▶ **EXERCISE**: Repeat every entry word for word, skipping the pictures.
start
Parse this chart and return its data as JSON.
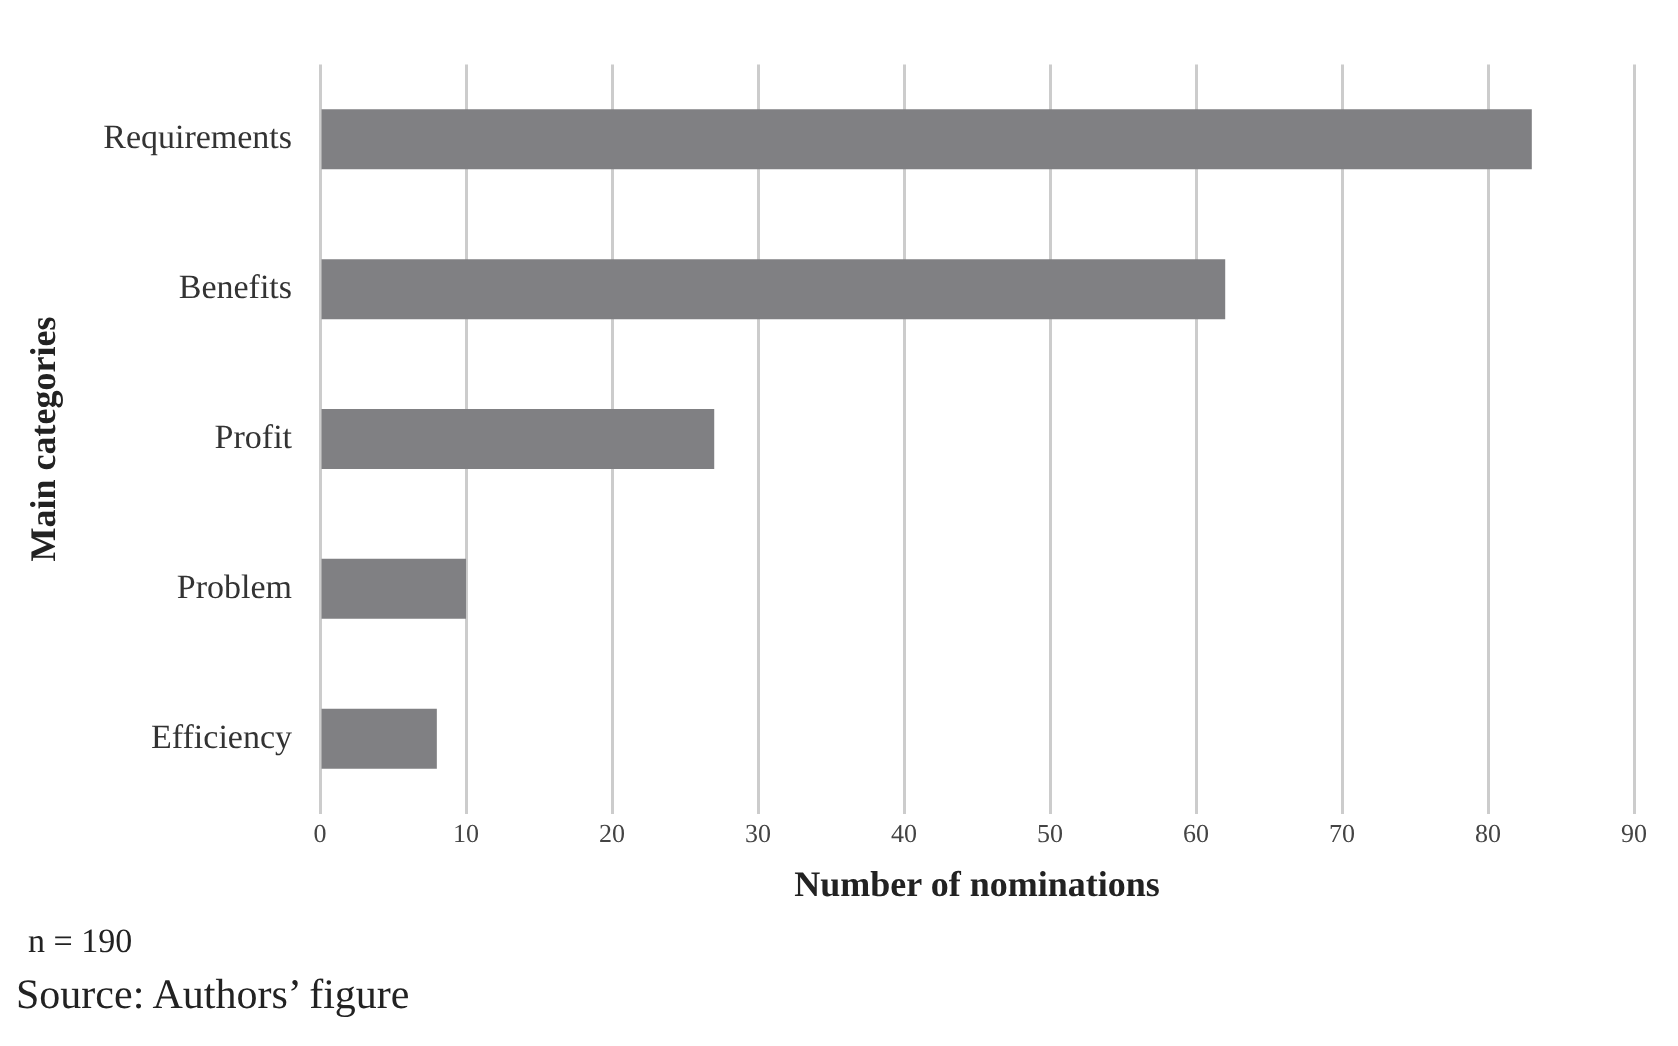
{
  "chart_data": {
    "type": "bar",
    "orientation": "horizontal",
    "ylabel": "Main categories",
    "xlabel": "Number of nominations",
    "categories": [
      "Requirements",
      "Benefits",
      "Profit",
      "Problem",
      "Efficiency"
    ],
    "values": [
      83,
      62,
      27,
      10,
      8
    ],
    "color": "#808083",
    "xlim": [
      0,
      90
    ],
    "xticks": [
      0,
      10,
      20,
      30,
      40,
      50,
      60,
      70,
      80,
      90
    ],
    "grid": "x",
    "annotations": [
      "n = 190",
      "Source: Authors’ figure"
    ]
  }
}
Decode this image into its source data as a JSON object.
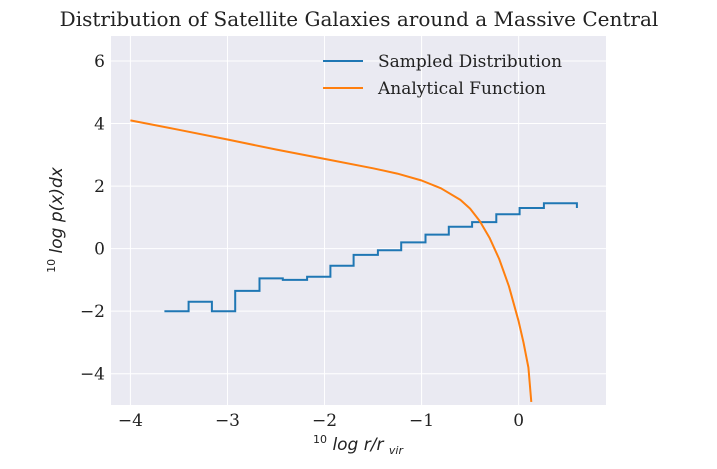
{
  "chart_data": {
    "type": "line",
    "title": "Distribution of Satellite Galaxies around a Massive Central",
    "xlabel_base": "10",
    "xlabel_main": "log  r/r",
    "xlabel_sub": "vir",
    "ylabel_base": "10",
    "ylabel_main": "log  p(x)dx",
    "xlim": [
      -4.2,
      0.9
    ],
    "ylim": [
      -5.0,
      6.8
    ],
    "xticks": [
      -4,
      -3,
      -2,
      -1,
      0
    ],
    "xtick_labels": [
      "−4",
      "−3",
      "−2",
      "−1",
      "0"
    ],
    "yticks": [
      -4,
      -2,
      0,
      2,
      4,
      6
    ],
    "ytick_labels": [
      "−4",
      "−2",
      "0",
      "2",
      "4",
      "6"
    ],
    "grid": true,
    "legend_position": "top-right",
    "series": [
      {
        "name": "Sampled Distribution",
        "color": "#1f77b4",
        "style": "step",
        "edges": [
          -3.65,
          -3.4,
          -3.16,
          -2.92,
          -2.67,
          -2.43,
          -2.18,
          -1.94,
          -1.7,
          -1.45,
          -1.21,
          -0.96,
          -0.72,
          -0.48,
          -0.23,
          0.01,
          0.26,
          0.6
        ],
        "values": [
          -2.0,
          -1.7,
          -2.0,
          -1.35,
          -0.95,
          -1.0,
          -0.9,
          -0.55,
          -0.2,
          -0.05,
          0.2,
          0.45,
          0.7,
          0.85,
          1.1,
          1.3,
          1.45,
          1.3
        ]
      },
      {
        "name": "Analytical Function",
        "color": "#ff7f0e",
        "style": "line",
        "x": [
          -4.0,
          -3.5,
          -3.0,
          -2.5,
          -2.0,
          -1.5,
          -1.25,
          -1.0,
          -0.8,
          -0.6,
          -0.5,
          -0.4,
          -0.3,
          -0.2,
          -0.1,
          0.0,
          0.05,
          0.1,
          0.13
        ],
        "y": [
          4.1,
          3.8,
          3.49,
          3.17,
          2.87,
          2.57,
          2.4,
          2.18,
          1.93,
          1.56,
          1.28,
          0.88,
          0.35,
          -0.33,
          -1.2,
          -2.32,
          -3.0,
          -3.8,
          -4.9
        ]
      }
    ]
  }
}
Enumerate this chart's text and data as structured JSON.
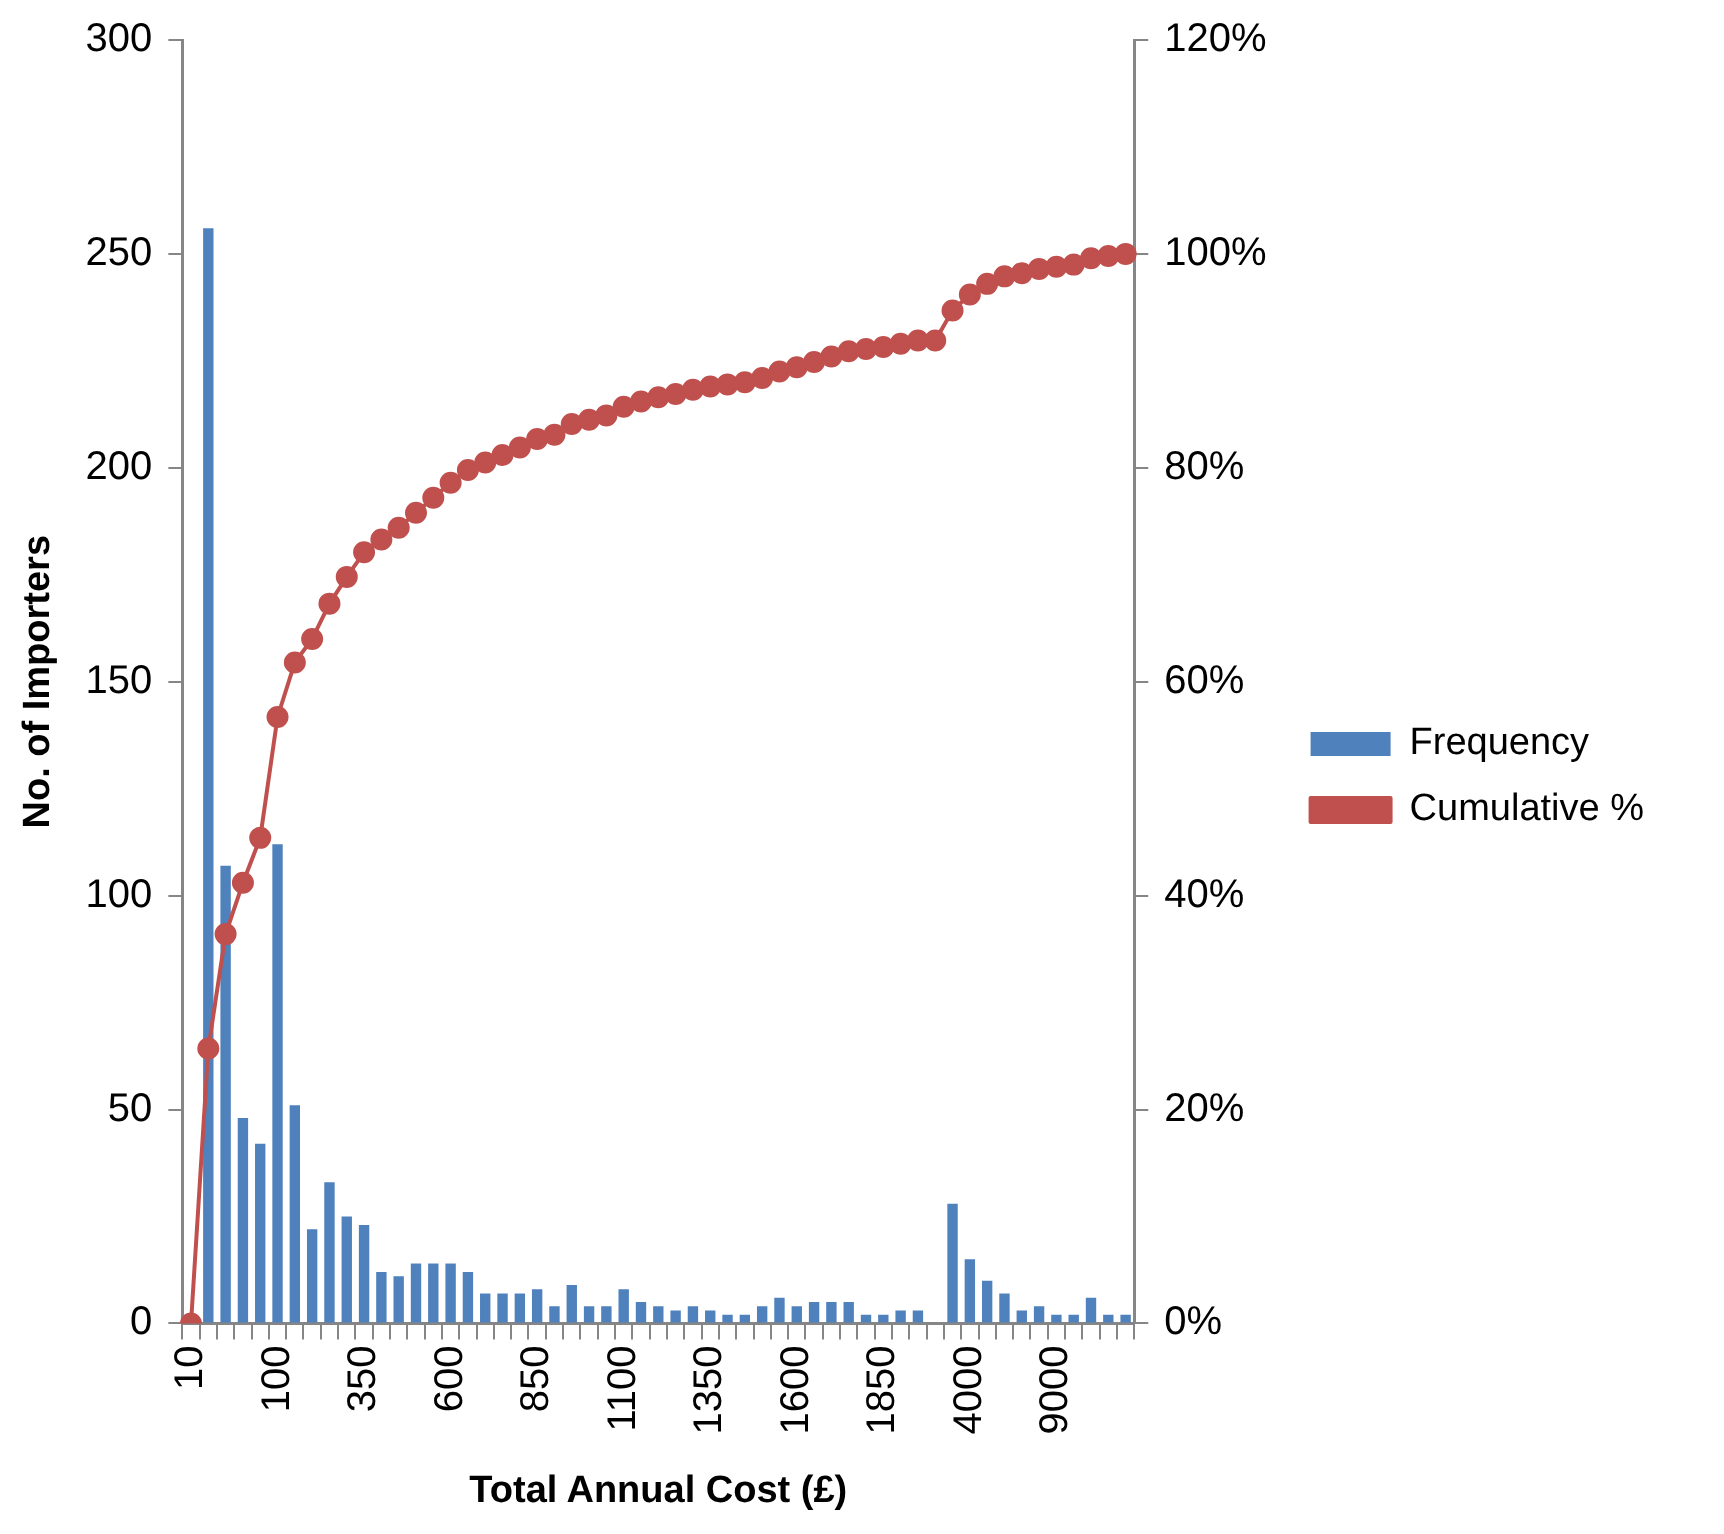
end
▶ **RESULT**:
Parse this chart and return its data as JSON.
{
  "chart_data": {
    "type": "bar",
    "orientation": "horizontal",
    "ylabel": "Main categories",
    "xlabel": "Number of nominations",
    "categories": [
      "Requirements",
      "Benefits",
      "Profit",
      "Problem",
      "Efficiency"
    ],
    "values": [
      83,
      62,
      27,
      10,
      8
    ],
    "color": "#808083",
    "xlim": [
      0,
      90
    ],
    "xticks": [
      0,
      10,
      20,
      30,
      40,
      50,
      60,
      70,
      80,
      90
    ],
    "grid": "x",
    "annotations": [
      "n = 190",
      "Source: Authors’ figure"
    ]
  }
}
Decode this image into its source data as a JSON object.
{
  "chart_data": {
    "type": "line",
    "title": "Distribution of Satellite Galaxies around a Massive Central",
    "xlabel_base": "10",
    "xlabel_main": "log  r/r",
    "xlabel_sub": "vir",
    "ylabel_base": "10",
    "ylabel_main": "log  p(x)dx",
    "xlim": [
      -4.2,
      0.9
    ],
    "ylim": [
      -5.0,
      6.8
    ],
    "xticks": [
      -4,
      -3,
      -2,
      -1,
      0
    ],
    "xtick_labels": [
      "−4",
      "−3",
      "−2",
      "−1",
      "0"
    ],
    "yticks": [
      -4,
      -2,
      0,
      2,
      4,
      6
    ],
    "ytick_labels": [
      "−4",
      "−2",
      "0",
      "2",
      "4",
      "6"
    ],
    "grid": true,
    "legend_position": "top-right",
    "series": [
      {
        "name": "Sampled Distribution",
        "color": "#1f77b4",
        "style": "step",
        "edges": [
          -3.65,
          -3.4,
          -3.16,
          -2.92,
          -2.67,
          -2.43,
          -2.18,
          -1.94,
          -1.7,
          -1.45,
          -1.21,
          -0.96,
          -0.72,
          -0.48,
          -0.23,
          0.01,
          0.26,
          0.6
        ],
        "values": [
          -2.0,
          -1.7,
          -2.0,
          -1.35,
          -0.95,
          -1.0,
          -0.9,
          -0.55,
          -0.2,
          -0.05,
          0.2,
          0.45,
          0.7,
          0.85,
          1.1,
          1.3,
          1.45,
          1.3
        ]
      },
      {
        "name": "Analytical Function",
        "color": "#ff7f0e",
        "style": "line",
        "x": [
          -4.0,
          -3.5,
          -3.0,
          -2.5,
          -2.0,
          -1.5,
          -1.25,
          -1.0,
          -0.8,
          -0.6,
          -0.5,
          -0.4,
          -0.3,
          -0.2,
          -0.1,
          0.0,
          0.05,
          0.1,
          0.13
        ],
        "y": [
          4.1,
          3.8,
          3.49,
          3.17,
          2.87,
          2.57,
          2.4,
          2.18,
          1.93,
          1.56,
          1.28,
          0.88,
          0.35,
          -0.33,
          -1.2,
          -2.32,
          -3.0,
          -3.8,
          -4.9
        ]
      }
    ]
  }
}
Enumerate this chart's text and data as structured JSON.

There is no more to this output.